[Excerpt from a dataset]
⁂

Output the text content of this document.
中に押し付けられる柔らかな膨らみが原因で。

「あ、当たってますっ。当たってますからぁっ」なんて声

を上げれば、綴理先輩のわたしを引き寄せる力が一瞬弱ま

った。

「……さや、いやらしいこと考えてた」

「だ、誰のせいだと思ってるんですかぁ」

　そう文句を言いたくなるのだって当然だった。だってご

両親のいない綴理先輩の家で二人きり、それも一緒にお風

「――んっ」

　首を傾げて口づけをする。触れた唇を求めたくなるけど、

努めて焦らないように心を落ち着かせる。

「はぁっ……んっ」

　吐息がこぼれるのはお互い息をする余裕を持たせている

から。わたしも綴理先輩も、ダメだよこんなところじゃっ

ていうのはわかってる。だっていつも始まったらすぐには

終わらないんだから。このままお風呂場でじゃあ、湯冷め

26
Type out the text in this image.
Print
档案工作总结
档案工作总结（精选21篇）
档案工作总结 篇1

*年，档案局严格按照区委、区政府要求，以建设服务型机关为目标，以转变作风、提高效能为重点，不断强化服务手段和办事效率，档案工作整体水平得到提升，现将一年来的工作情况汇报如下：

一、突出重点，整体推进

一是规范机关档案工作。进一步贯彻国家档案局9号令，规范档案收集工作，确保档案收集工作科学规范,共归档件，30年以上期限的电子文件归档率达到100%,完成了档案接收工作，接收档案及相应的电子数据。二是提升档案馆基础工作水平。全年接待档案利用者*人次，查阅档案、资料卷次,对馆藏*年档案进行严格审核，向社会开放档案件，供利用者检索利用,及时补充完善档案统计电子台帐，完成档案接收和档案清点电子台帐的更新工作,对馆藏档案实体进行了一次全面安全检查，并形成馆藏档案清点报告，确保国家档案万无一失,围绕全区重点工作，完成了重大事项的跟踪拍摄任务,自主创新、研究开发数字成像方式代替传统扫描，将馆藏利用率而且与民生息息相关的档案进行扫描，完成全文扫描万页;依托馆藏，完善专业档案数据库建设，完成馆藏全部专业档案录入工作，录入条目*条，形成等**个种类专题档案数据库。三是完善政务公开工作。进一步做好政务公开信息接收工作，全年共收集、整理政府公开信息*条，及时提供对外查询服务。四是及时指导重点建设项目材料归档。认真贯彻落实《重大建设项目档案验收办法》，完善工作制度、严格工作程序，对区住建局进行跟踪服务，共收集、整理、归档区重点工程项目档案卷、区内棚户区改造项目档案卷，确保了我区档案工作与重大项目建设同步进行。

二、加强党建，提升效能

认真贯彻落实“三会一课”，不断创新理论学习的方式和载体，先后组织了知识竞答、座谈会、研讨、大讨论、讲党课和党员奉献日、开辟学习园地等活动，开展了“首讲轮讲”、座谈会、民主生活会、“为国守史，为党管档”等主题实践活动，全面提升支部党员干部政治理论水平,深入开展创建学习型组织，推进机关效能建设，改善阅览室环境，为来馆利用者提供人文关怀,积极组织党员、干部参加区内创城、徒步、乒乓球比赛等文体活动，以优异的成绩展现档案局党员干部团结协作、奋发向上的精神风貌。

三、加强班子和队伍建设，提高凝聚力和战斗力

⁂

What to produce =
Across the records above, count the lines holding "this" and reply with that number alone.

Written answer =
2